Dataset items
------

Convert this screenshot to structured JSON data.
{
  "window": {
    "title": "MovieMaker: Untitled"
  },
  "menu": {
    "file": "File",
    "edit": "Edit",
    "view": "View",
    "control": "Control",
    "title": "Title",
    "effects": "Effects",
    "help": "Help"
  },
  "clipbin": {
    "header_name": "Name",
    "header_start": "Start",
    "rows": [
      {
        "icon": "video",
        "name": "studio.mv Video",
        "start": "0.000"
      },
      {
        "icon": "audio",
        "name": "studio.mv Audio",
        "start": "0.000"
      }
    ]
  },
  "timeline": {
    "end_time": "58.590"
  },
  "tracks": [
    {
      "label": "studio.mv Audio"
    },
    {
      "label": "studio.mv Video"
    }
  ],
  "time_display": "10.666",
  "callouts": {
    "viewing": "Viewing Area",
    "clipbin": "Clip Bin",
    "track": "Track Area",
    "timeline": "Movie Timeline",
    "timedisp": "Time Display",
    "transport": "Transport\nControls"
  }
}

------

• [PROBLEM DETAILS]: The records above should be restated word for word, please.

• [SOLUTION TO THIS TASK]:
Convert this screenshot to structured JSON data.
{
  "window": {
    "title": "MovieMaker: Untitled"
  },
  "menu": {
    "file": "File",
    "edit": "Edit",
    "view": "View",
    "control": "Control",
    "title": "Title",
    "effects": "Effects",
    "help": "Help"
  },
  "clipbin": {
    "header_name": "Name",
    "header_start": "Start",
    "rows": [
      {
        "icon": "video",
        "name": "studio.mv Video",
        "start": "0.000"
      },
      {
        "icon": "audio",
        "name": "studio.mv Audio",
        "start": "0.000"
      }
    ]
  },
  "timeline": {
    "end_time": "58.590"
  },
  "tracks": [
    {
      "label": "studio.mv Audio"
    },
    {
      "label": "studio.mv Video"
    }
  ],
  "time_display": "10.666",
  "callouts": {
    "viewing": "Viewing Area",
    "clipbin": "Clip Bin",
    "track": "Track Area",
    "timeline": "Movie Timeline",
    "timedisp": "Time Display",
    "transport": "Transport\nControls"
  }
}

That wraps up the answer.